*Your objective*:
Gather every line in the records below that contains the word "Asynchronous".
BEGIN Record extracts
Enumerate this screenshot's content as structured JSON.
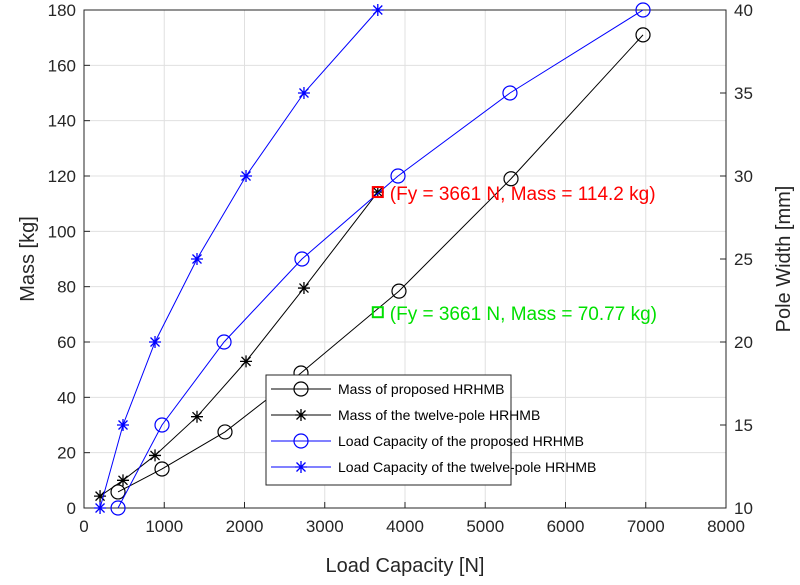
{
  "chart_data": {
    "type": "line",
    "title": "",
    "xlabel": "Load Capacity [N]",
    "ylabel": "Mass [kg]",
    "ylabel_right": "Pole Width [mm]",
    "xlim": [
      0,
      8000
    ],
    "ylim": [
      0,
      180
    ],
    "ylim_right": [
      10,
      40
    ],
    "xticks": [
      0,
      1000,
      2000,
      3000,
      4000,
      5000,
      6000,
      7000,
      8000
    ],
    "yticks": [
      0,
      20,
      40,
      60,
      80,
      100,
      120,
      140,
      160,
      180
    ],
    "yticks_right": [
      10,
      15,
      20,
      25,
      30,
      35,
      40
    ],
    "grid": true,
    "legend_position": "bottom-right",
    "series": [
      {
        "name": "Mass of proposed HRHMB",
        "axis": "left",
        "color": "#000000",
        "marker": "circle",
        "x": [
          424,
          972,
          1757,
          2704,
          3925,
          5321,
          6966
        ],
        "y": [
          5.8,
          14.1,
          27.5,
          48.8,
          78.4,
          119,
          171
        ]
      },
      {
        "name": "Mass of the twelve-pole HRHMB",
        "axis": "left",
        "color": "#000000",
        "marker": "star",
        "x": [
          200,
          486,
          885,
          1408,
          2019,
          2741,
          3661
        ],
        "y": [
          4.3,
          10,
          19,
          33,
          53,
          79.5,
          114.2
        ]
      },
      {
        "name": "Load Capacity of the proposed HRHMB",
        "axis": "right",
        "color": "#0000ff",
        "marker": "circle",
        "x": [
          424,
          972,
          1745,
          2716,
          3913,
          5308,
          6966
        ],
        "y": [
          10,
          15,
          20,
          25,
          30,
          35,
          40
        ]
      },
      {
        "name": "Load Capacity of the twelve-pole HRHMB",
        "axis": "right",
        "color": "#0000ff",
        "marker": "star",
        "x": [
          200,
          486,
          885,
          1408,
          2019,
          2741,
          3661
        ],
        "y": [
          10,
          15,
          20,
          25,
          30,
          35,
          40
        ]
      }
    ],
    "annotations": [
      {
        "text": "(Fy = 3661 N, Mass = 114.2 kg)",
        "x": 3661,
        "y": 114.2,
        "color": "#ff0000"
      },
      {
        "text": "(Fy = 3661 N, Mass = 70.77 kg)",
        "x": 3661,
        "y": 70.77,
        "color": "#00e000"
      }
    ]
  }
}
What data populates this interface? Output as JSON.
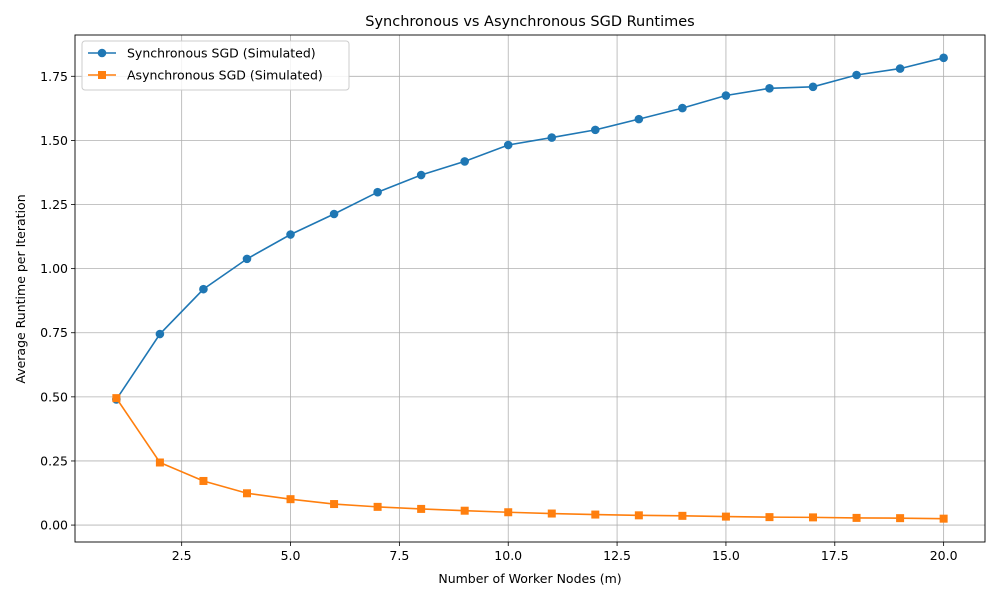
{
  "chart_data": {
    "type": "line",
    "title": "Synchronous vs Asynchronous SGD Runtimes",
    "xlabel": "Number of Worker Nodes (m)",
    "ylabel": "Average Runtime per Iteration",
    "xlim": [
      0.05,
      20.95
    ],
    "ylim": [
      -0.066,
      1.911
    ],
    "grid": true,
    "legend_position": "top-left",
    "x_ticks": [
      2.5,
      5.0,
      7.5,
      10.0,
      12.5,
      15.0,
      17.5,
      20.0
    ],
    "x_tick_labels": [
      "2.5",
      "5.0",
      "7.5",
      "10.0",
      "12.5",
      "15.0",
      "17.5",
      "20.0"
    ],
    "y_ticks": [
      0.0,
      0.25,
      0.5,
      0.75,
      1.0,
      1.25,
      1.5,
      1.75
    ],
    "y_tick_labels": [
      "0.00",
      "0.25",
      "0.50",
      "0.75",
      "1.00",
      "1.25",
      "1.50",
      "1.75"
    ],
    "x": [
      1,
      2,
      3,
      4,
      5,
      6,
      7,
      8,
      9,
      10,
      11,
      12,
      13,
      14,
      15,
      16,
      17,
      18,
      19,
      20
    ],
    "series": [
      {
        "name": "Synchronous SGD (Simulated)",
        "color": "#1f77b4",
        "marker": "circle",
        "values": [
          0.49,
          0.745,
          0.92,
          1.038,
          1.133,
          1.213,
          1.298,
          1.365,
          1.418,
          1.482,
          1.511,
          1.541,
          1.583,
          1.626,
          1.675,
          1.703,
          1.709,
          1.755,
          1.78,
          1.822
        ]
      },
      {
        "name": "Asynchronous SGD (Simulated)",
        "color": "#ff7f0e",
        "marker": "square",
        "values": [
          0.495,
          0.244,
          0.172,
          0.124,
          0.101,
          0.082,
          0.071,
          0.063,
          0.056,
          0.05,
          0.045,
          0.041,
          0.038,
          0.036,
          0.033,
          0.031,
          0.03,
          0.028,
          0.027,
          0.025
        ]
      }
    ]
  }
}
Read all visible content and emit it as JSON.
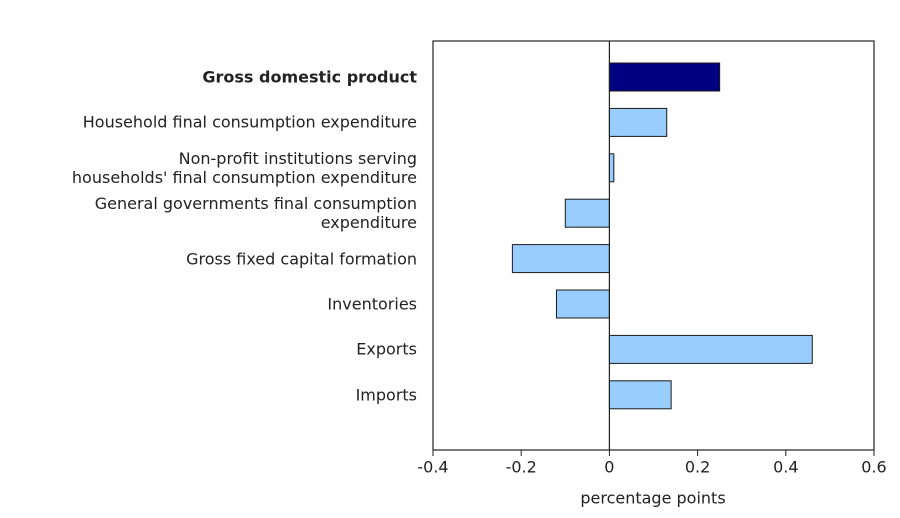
{
  "chart_data": {
    "type": "hbar",
    "categories": [
      "Gross domestic product",
      "Household final consumption expenditure",
      "Non-profit institutions serving\nhouseholds' final consumption expenditure",
      "General governments final consumption\nexpenditure",
      "Gross fixed capital formation",
      "Inventories",
      "Exports",
      "Imports"
    ],
    "values": [
      0.25,
      0.13,
      0.01,
      -0.1,
      -0.22,
      -0.12,
      0.46,
      0.14
    ],
    "color": "#99ccff",
    "highlight": 0,
    "highlight_color": "#000080",
    "xlim": [
      -0.4,
      0.6
    ],
    "xticks": [
      -0.4,
      -0.2,
      0.0,
      0.2,
      0.4,
      0.6
    ],
    "xlabel": "percentage points"
  }
}
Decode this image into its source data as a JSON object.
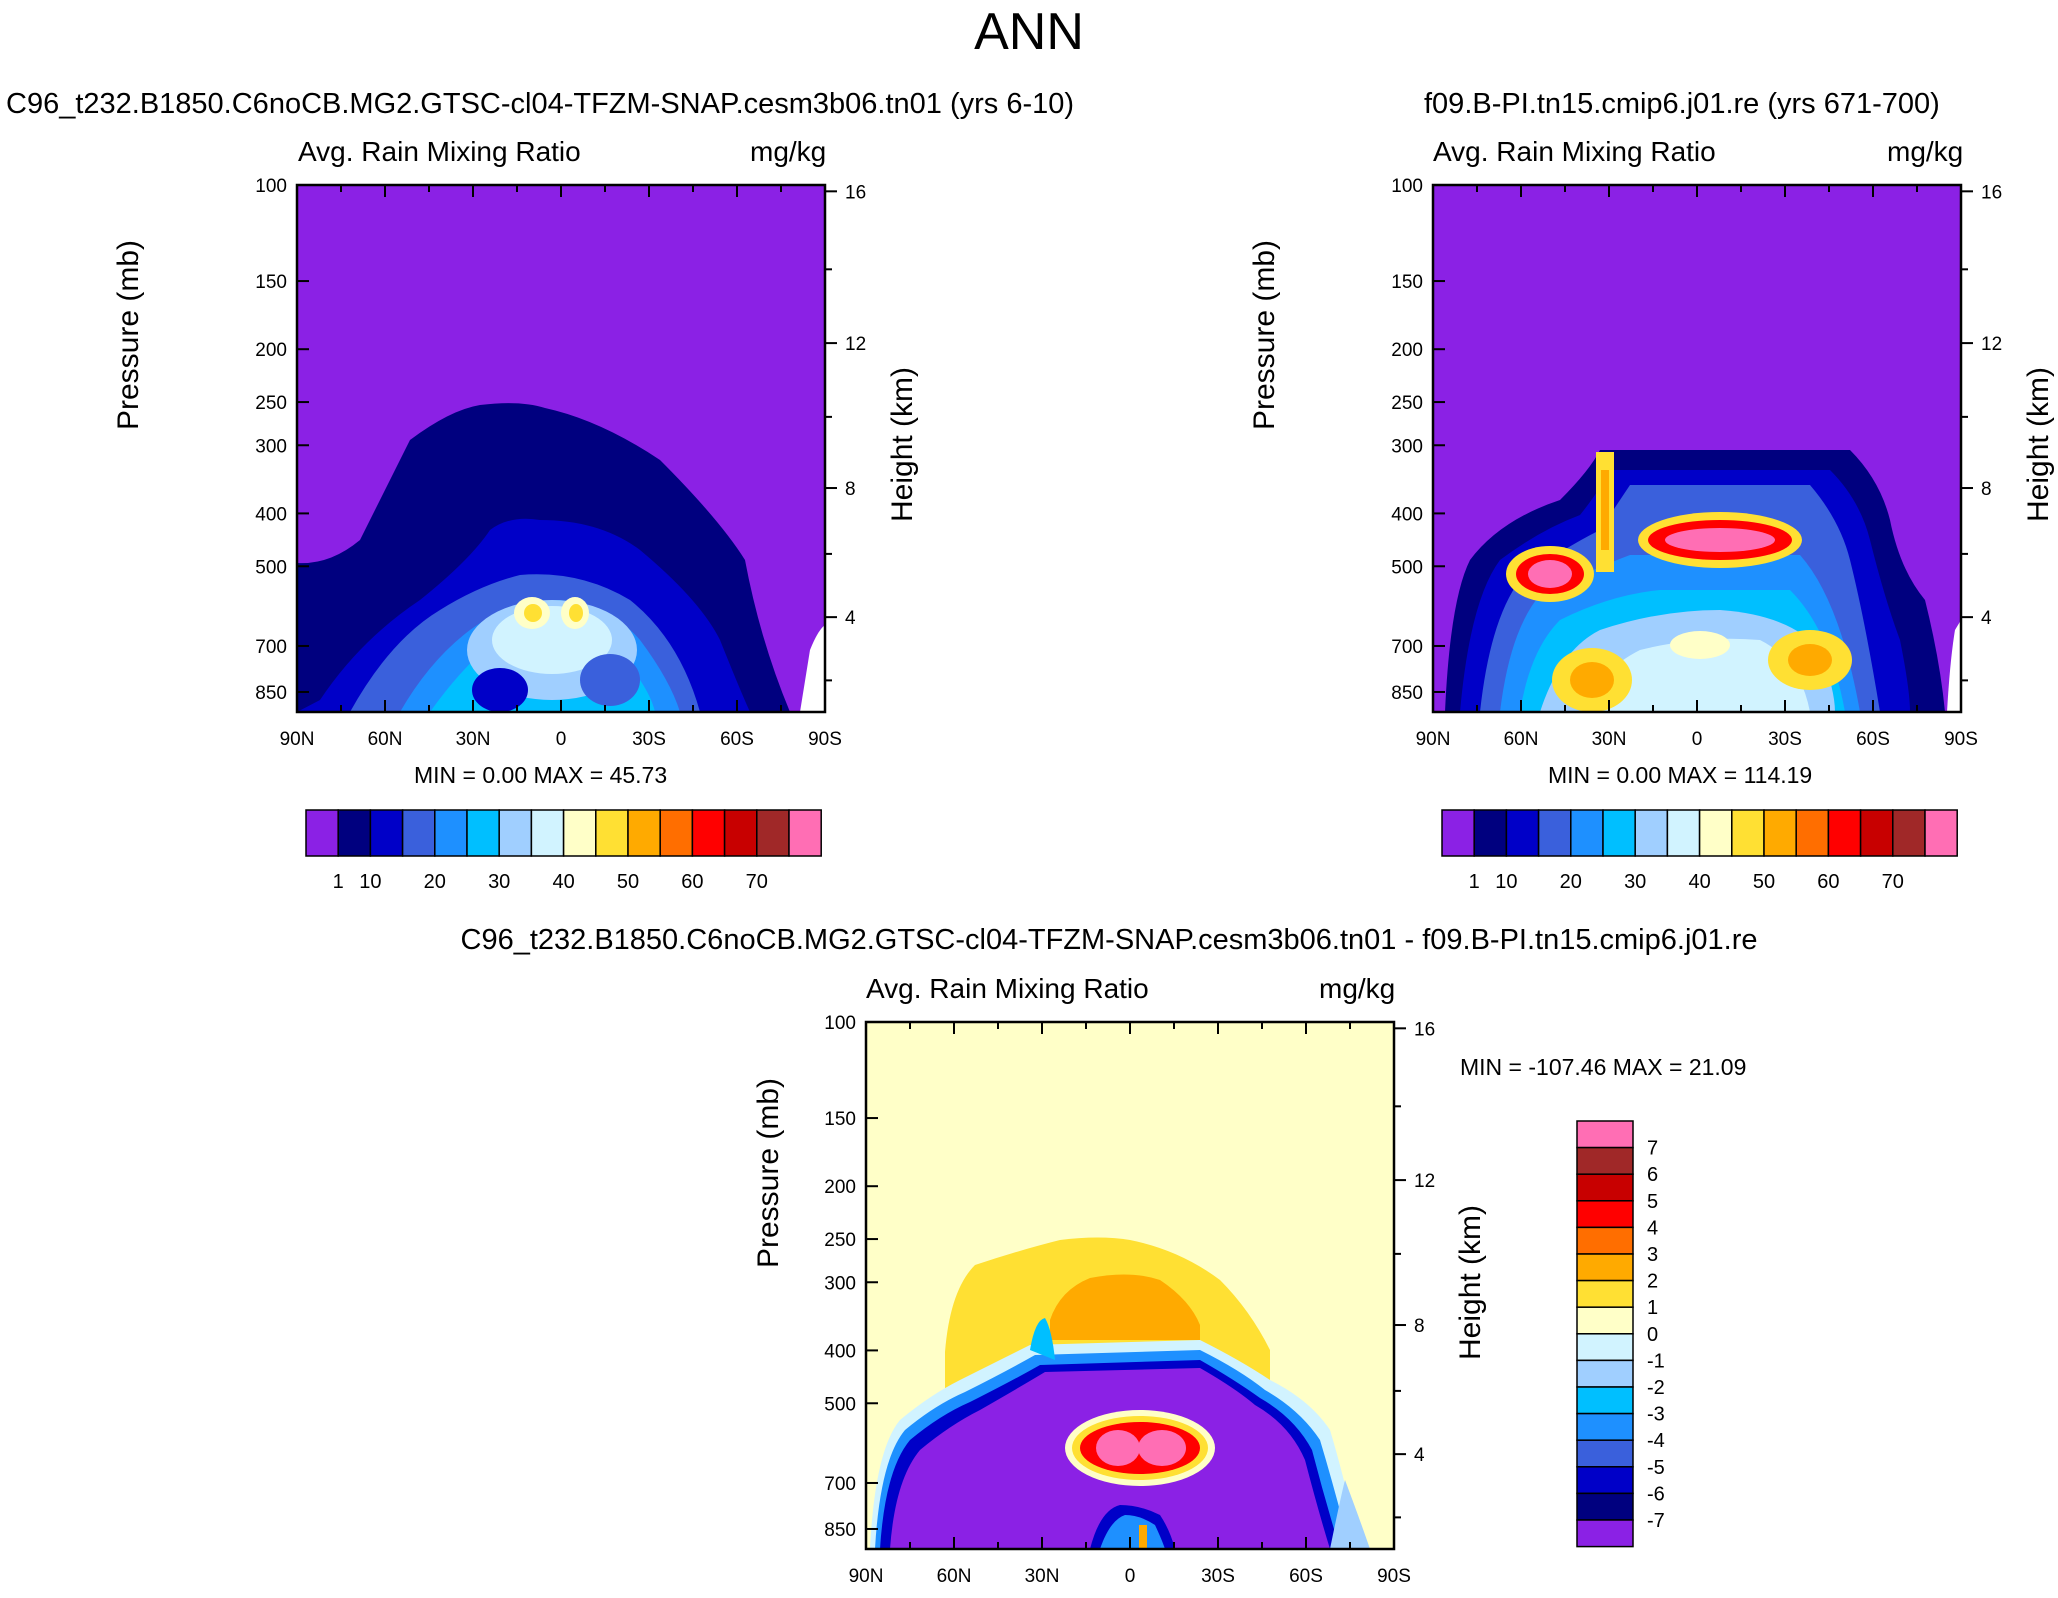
{
  "figure": {
    "title": "ANN",
    "field_label": "Avg. Rain Mixing Ratio",
    "units": "mg/kg"
  },
  "colors": {
    "levels_abs": [
      "#8B21E5",
      "#00007F",
      "#0000C8",
      "#3A60DC",
      "#1E90FF",
      "#00BFFF",
      "#A0CFFF",
      "#D1F3FF",
      "#FFFFC8",
      "#FFE033",
      "#FFAA00",
      "#FF6E00",
      "#FF0000",
      "#C80000",
      "#A02828",
      "#FF6EB4"
    ],
    "levels_diff": [
      "#8B21E5",
      "#00007F",
      "#0000C8",
      "#3A60DC",
      "#1E90FF",
      "#00BFFF",
      "#A0CFFF",
      "#D1F3FF",
      "#FFFFC8",
      "#FFE033",
      "#FFAA00",
      "#FF6E00",
      "#FF0000",
      "#C80000",
      "#A02828",
      "#FF6EB4"
    ]
  },
  "chart_data": [
    {
      "type": "heatmap",
      "title": "C96_t232.B1850.C6noCB.MG2.GTSC-cl04-TFZM-SNAP.cesm3b06.tn01 (yrs 6-10)",
      "subtitle_left": "Avg. Rain Mixing Ratio",
      "subtitle_right": "mg/kg",
      "xlabel": "",
      "ylabel": "Pressure (mb)",
      "ylabel_right": "Height (km)",
      "x_ticks": [
        "90N",
        "60N",
        "30N",
        "0",
        "30S",
        "60S",
        "90S"
      ],
      "y_ticks": [
        "100",
        "150",
        "200",
        "250",
        "300",
        "400",
        "500",
        "700",
        "850"
      ],
      "y_ticks_right": [
        "16",
        "12",
        "8",
        "4"
      ],
      "min_max": "MIN =   0.00  MAX =  45.73",
      "colorbar_labels": [
        "1",
        "10",
        "20",
        "30",
        "40",
        "50",
        "60",
        "70"
      ]
    },
    {
      "type": "heatmap",
      "title": "f09.B-PI.tn15.cmip6.j01.re (yrs 671-700)",
      "subtitle_left": "Avg. Rain Mixing Ratio",
      "subtitle_right": "mg/kg",
      "xlabel": "",
      "ylabel": "Pressure (mb)",
      "ylabel_right": "Height (km)",
      "x_ticks": [
        "90N",
        "60N",
        "30N",
        "0",
        "30S",
        "60S",
        "90S"
      ],
      "y_ticks": [
        "100",
        "150",
        "200",
        "250",
        "300",
        "400",
        "500",
        "700",
        "850"
      ],
      "y_ticks_right": [
        "16",
        "12",
        "8",
        "4"
      ],
      "min_max": "MIN =   0.00  MAX = 114.19",
      "colorbar_labels": [
        "1",
        "10",
        "20",
        "30",
        "40",
        "50",
        "60",
        "70"
      ]
    },
    {
      "type": "heatmap",
      "title": "C96_t232.B1850.C6noCB.MG2.GTSC-cl04-TFZM-SNAP.cesm3b06.tn01 - f09.B-PI.tn15.cmip6.j01.re",
      "subtitle_left": "Avg. Rain Mixing Ratio",
      "subtitle_right": "mg/kg",
      "xlabel": "",
      "ylabel": "Pressure (mb)",
      "ylabel_right": "Height (km)",
      "x_ticks": [
        "90N",
        "60N",
        "30N",
        "0",
        "30S",
        "60S",
        "90S"
      ],
      "y_ticks": [
        "100",
        "150",
        "200",
        "250",
        "300",
        "400",
        "500",
        "700",
        "850"
      ],
      "y_ticks_right": [
        "16",
        "12",
        "8",
        "4"
      ],
      "min_max": "MIN = -107.46  MAX =  21.09",
      "colorbar_labels": [
        "7",
        "6",
        "5",
        "4",
        "3",
        "2",
        "1",
        "0",
        "-1",
        "-2",
        "-3",
        "-4",
        "-5",
        "-6",
        "-7"
      ]
    }
  ]
}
END Record extracts
*Task solution*:
    "title": "Synchronous vs Asynchronous SGD Runtimes",
        "name": "Asynchronous SGD (Simulated)",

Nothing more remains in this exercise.